» To be done:
Reproduce all of the data below without alteration; exclude every picture.

» Task material:
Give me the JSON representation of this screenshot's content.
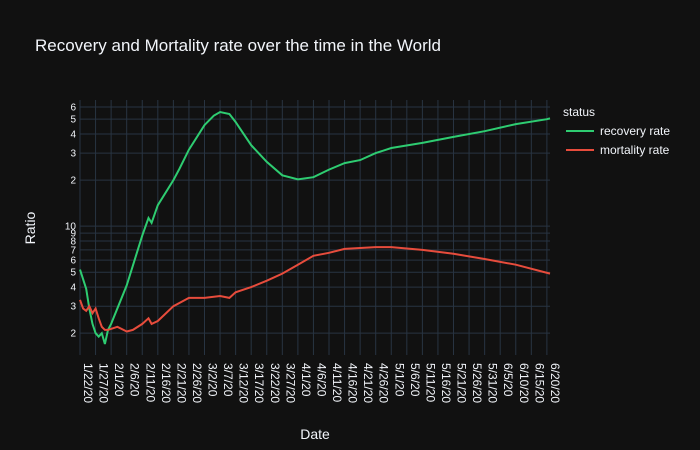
{
  "chart_data": {
    "type": "line",
    "title": "Recovery and Mortality rate over the time in the World",
    "x_label": "Date",
    "y_label": "Ratio",
    "legend_title": "status",
    "legend_position": "right",
    "log_y": true,
    "grid": true,
    "xlim": [
      "2020-01-22",
      "2020-06-21"
    ],
    "ylim": [
      1.44,
      66.7
    ],
    "xticks": [
      {
        "value": "2020-01-22",
        "label": "1/22/20"
      },
      {
        "value": "2020-01-27",
        "label": "1/27/20"
      },
      {
        "value": "2020-02-01",
        "label": "2/1/20"
      },
      {
        "value": "2020-02-06",
        "label": "2/6/20"
      },
      {
        "value": "2020-02-11",
        "label": "2/11/20"
      },
      {
        "value": "2020-02-16",
        "label": "2/16/20"
      },
      {
        "value": "2020-02-21",
        "label": "2/21/20"
      },
      {
        "value": "2020-02-26",
        "label": "2/26/20"
      },
      {
        "value": "2020-03-02",
        "label": "3/2/20"
      },
      {
        "value": "2020-03-07",
        "label": "3/7/20"
      },
      {
        "value": "2020-03-12",
        "label": "3/12/20"
      },
      {
        "value": "2020-03-17",
        "label": "3/17/20"
      },
      {
        "value": "2020-03-22",
        "label": "3/22/20"
      },
      {
        "value": "2020-03-27",
        "label": "3/27/20"
      },
      {
        "value": "2020-04-01",
        "label": "4/1/20"
      },
      {
        "value": "2020-04-06",
        "label": "4/6/20"
      },
      {
        "value": "2020-04-11",
        "label": "4/11/20"
      },
      {
        "value": "2020-04-16",
        "label": "4/16/20"
      },
      {
        "value": "2020-04-21",
        "label": "4/21/20"
      },
      {
        "value": "2020-04-26",
        "label": "4/26/20"
      },
      {
        "value": "2020-05-01",
        "label": "5/1/20"
      },
      {
        "value": "2020-05-06",
        "label": "5/6/20"
      },
      {
        "value": "2020-05-11",
        "label": "5/11/20"
      },
      {
        "value": "2020-05-16",
        "label": "5/16/20"
      },
      {
        "value": "2020-05-21",
        "label": "5/21/20"
      },
      {
        "value": "2020-05-26",
        "label": "5/26/20"
      },
      {
        "value": "2020-05-31",
        "label": "5/31/20"
      },
      {
        "value": "2020-06-05",
        "label": "6/5/20"
      },
      {
        "value": "2020-06-10",
        "label": "6/10/20"
      },
      {
        "value": "2020-06-15",
        "label": "6/15/20"
      },
      {
        "value": "2020-06-20",
        "label": "6/20/20"
      }
    ],
    "yticks": [
      2,
      3,
      4,
      5,
      6,
      7,
      8,
      9,
      10,
      {
        "value": 20,
        "label": "2"
      },
      {
        "value": 30,
        "label": "3"
      },
      {
        "value": 40,
        "label": "4"
      },
      {
        "value": 50,
        "label": "5"
      },
      {
        "value": 60,
        "label": "6"
      }
    ],
    "series": [
      {
        "name": "recovery rate",
        "color": "#2ecc71",
        "x": [
          "2020-01-22",
          "2020-01-23",
          "2020-01-24",
          "2020-01-25",
          "2020-01-26",
          "2020-01-27",
          "2020-01-28",
          "2020-01-29",
          "2020-01-30",
          "2020-01-31",
          "2020-02-01",
          "2020-02-06",
          "2020-02-11",
          "2020-02-13",
          "2020-02-14",
          "2020-02-16",
          "2020-02-21",
          "2020-02-23",
          "2020-02-26",
          "2020-03-02",
          "2020-03-05",
          "2020-03-07",
          "2020-03-10",
          "2020-03-12",
          "2020-03-17",
          "2020-03-22",
          "2020-03-27",
          "2020-04-01",
          "2020-04-06",
          "2020-04-11",
          "2020-04-16",
          "2020-04-21",
          "2020-04-26",
          "2020-05-01",
          "2020-05-11",
          "2020-05-21",
          "2020-05-31",
          "2020-06-10",
          "2020-06-20",
          "2020-06-21"
        ],
        "values": [
          5.2,
          4.5,
          3.9,
          2.9,
          2.3,
          2.0,
          1.9,
          2.0,
          1.7,
          2.1,
          2.3,
          4.1,
          8.7,
          11.3,
          10.5,
          13.7,
          20,
          23.8,
          31.6,
          45.7,
          52.7,
          55.7,
          54,
          47.9,
          33.8,
          26.3,
          21.5,
          20.2,
          20.9,
          23.4,
          25.8,
          27,
          30,
          32.4,
          35,
          38.3,
          41.7,
          46.4,
          50,
          50.6
        ]
      },
      {
        "name": "mortality rate",
        "color": "#e74c3c",
        "x": [
          "2020-01-22",
          "2020-01-23",
          "2020-01-24",
          "2020-01-25",
          "2020-01-26",
          "2020-01-27",
          "2020-01-28",
          "2020-01-29",
          "2020-01-30",
          "2020-01-31",
          "2020-02-03",
          "2020-02-06",
          "2020-02-08",
          "2020-02-11",
          "2020-02-13",
          "2020-02-14",
          "2020-02-16",
          "2020-02-21",
          "2020-02-26",
          "2020-03-02",
          "2020-03-07",
          "2020-03-10",
          "2020-03-12",
          "2020-03-17",
          "2020-03-22",
          "2020-03-27",
          "2020-04-01",
          "2020-04-06",
          "2020-04-11",
          "2020-04-16",
          "2020-04-21",
          "2020-04-26",
          "2020-05-01",
          "2020-05-11",
          "2020-05-21",
          "2020-05-31",
          "2020-06-10",
          "2020-06-21"
        ],
        "values": [
          3.3,
          2.9,
          2.8,
          3.0,
          2.7,
          2.9,
          2.5,
          2.2,
          2.1,
          2.1,
          2.2,
          2.05,
          2.1,
          2.3,
          2.5,
          2.3,
          2.4,
          3.0,
          3.4,
          3.4,
          3.5,
          3.4,
          3.7,
          4.0,
          4.4,
          4.9,
          5.6,
          6.4,
          6.7,
          7.1,
          7.2,
          7.3,
          7.3,
          7.0,
          6.6,
          6.1,
          5.6,
          4.9
        ]
      }
    ]
  }
}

» Complete answer:
Give me the JSON representation of this screenshot's content.
{
  "chart_data": {
    "type": "line",
    "title": "Recovery and Mortality rate over the time in the World",
    "x_label": "Date",
    "y_label": "Ratio",
    "legend_title": "status",
    "legend_position": "right",
    "log_y": true,
    "grid": true,
    "xlim": [
      "2020-01-22",
      "2020-06-21"
    ],
    "ylim": [
      1.44,
      66.7
    ],
    "xticks": [
      {
        "value": "2020-01-22",
        "label": "1/22/20"
      },
      {
        "value": "2020-01-27",
        "label": "1/27/20"
      },
      {
        "value": "2020-02-01",
        "label": "2/1/20"
      },
      {
        "value": "2020-02-06",
        "label": "2/6/20"
      },
      {
        "value": "2020-02-11",
        "label": "2/11/20"
      },
      {
        "value": "2020-02-16",
        "label": "2/16/20"
      },
      {
        "value": "2020-02-21",
        "label": "2/21/20"
      },
      {
        "value": "2020-02-26",
        "label": "2/26/20"
      },
      {
        "value": "2020-03-02",
        "label": "3/2/20"
      },
      {
        "value": "2020-03-07",
        "label": "3/7/20"
      },
      {
        "value": "2020-03-12",
        "label": "3/12/20"
      },
      {
        "value": "2020-03-17",
        "label": "3/17/20"
      },
      {
        "value": "2020-03-22",
        "label": "3/22/20"
      },
      {
        "value": "2020-03-27",
        "label": "3/27/20"
      },
      {
        "value": "2020-04-01",
        "label": "4/1/20"
      },
      {
        "value": "2020-04-06",
        "label": "4/6/20"
      },
      {
        "value": "2020-04-11",
        "label": "4/11/20"
      },
      {
        "value": "2020-04-16",
        "label": "4/16/20"
      },
      {
        "value": "2020-04-21",
        "label": "4/21/20"
      },
      {
        "value": "2020-04-26",
        "label": "4/26/20"
      },
      {
        "value": "2020-05-01",
        "label": "5/1/20"
      },
      {
        "value": "2020-05-06",
        "label": "5/6/20"
      },
      {
        "value": "2020-05-11",
        "label": "5/11/20"
      },
      {
        "value": "2020-05-16",
        "label": "5/16/20"
      },
      {
        "value": "2020-05-21",
        "label": "5/21/20"
      },
      {
        "value": "2020-05-26",
        "label": "5/26/20"
      },
      {
        "value": "2020-05-31",
        "label": "5/31/20"
      },
      {
        "value": "2020-06-05",
        "label": "6/5/20"
      },
      {
        "value": "2020-06-10",
        "label": "6/10/20"
      },
      {
        "value": "2020-06-15",
        "label": "6/15/20"
      },
      {
        "value": "2020-06-20",
        "label": "6/20/20"
      }
    ],
    "yticks": [
      2,
      3,
      4,
      5,
      6,
      7,
      8,
      9,
      10,
      {
        "value": 20,
        "label": "2"
      },
      {
        "value": 30,
        "label": "3"
      },
      {
        "value": 40,
        "label": "4"
      },
      {
        "value": 50,
        "label": "5"
      },
      {
        "value": 60,
        "label": "6"
      }
    ],
    "series": [
      {
        "name": "recovery rate",
        "color": "#2ecc71",
        "x": [
          "2020-01-22",
          "2020-01-23",
          "2020-01-24",
          "2020-01-25",
          "2020-01-26",
          "2020-01-27",
          "2020-01-28",
          "2020-01-29",
          "2020-01-30",
          "2020-01-31",
          "2020-02-01",
          "2020-02-06",
          "2020-02-11",
          "2020-02-13",
          "2020-02-14",
          "2020-02-16",
          "2020-02-21",
          "2020-02-23",
          "2020-02-26",
          "2020-03-02",
          "2020-03-05",
          "2020-03-07",
          "2020-03-10",
          "2020-03-12",
          "2020-03-17",
          "2020-03-22",
          "2020-03-27",
          "2020-04-01",
          "2020-04-06",
          "2020-04-11",
          "2020-04-16",
          "2020-04-21",
          "2020-04-26",
          "2020-05-01",
          "2020-05-11",
          "2020-05-21",
          "2020-05-31",
          "2020-06-10",
          "2020-06-20",
          "2020-06-21"
        ],
        "values": [
          5.2,
          4.5,
          3.9,
          2.9,
          2.3,
          2.0,
          1.9,
          2.0,
          1.7,
          2.1,
          2.3,
          4.1,
          8.7,
          11.3,
          10.5,
          13.7,
          20,
          23.8,
          31.6,
          45.7,
          52.7,
          55.7,
          54,
          47.9,
          33.8,
          26.3,
          21.5,
          20.2,
          20.9,
          23.4,
          25.8,
          27,
          30,
          32.4,
          35,
          38.3,
          41.7,
          46.4,
          50,
          50.6
        ]
      },
      {
        "name": "mortality rate",
        "color": "#e74c3c",
        "x": [
          "2020-01-22",
          "2020-01-23",
          "2020-01-24",
          "2020-01-25",
          "2020-01-26",
          "2020-01-27",
          "2020-01-28",
          "2020-01-29",
          "2020-01-30",
          "2020-01-31",
          "2020-02-03",
          "2020-02-06",
          "2020-02-08",
          "2020-02-11",
          "2020-02-13",
          "2020-02-14",
          "2020-02-16",
          "2020-02-21",
          "2020-02-26",
          "2020-03-02",
          "2020-03-07",
          "2020-03-10",
          "2020-03-12",
          "2020-03-17",
          "2020-03-22",
          "2020-03-27",
          "2020-04-01",
          "2020-04-06",
          "2020-04-11",
          "2020-04-16",
          "2020-04-21",
          "2020-04-26",
          "2020-05-01",
          "2020-05-11",
          "2020-05-21",
          "2020-05-31",
          "2020-06-10",
          "2020-06-21"
        ],
        "values": [
          3.3,
          2.9,
          2.8,
          3.0,
          2.7,
          2.9,
          2.5,
          2.2,
          2.1,
          2.1,
          2.2,
          2.05,
          2.1,
          2.3,
          2.5,
          2.3,
          2.4,
          3.0,
          3.4,
          3.4,
          3.5,
          3.4,
          3.7,
          4.0,
          4.4,
          4.9,
          5.6,
          6.4,
          6.7,
          7.1,
          7.2,
          7.3,
          7.3,
          7.0,
          6.6,
          6.1,
          5.6,
          4.9
        ]
      }
    ]
  }
}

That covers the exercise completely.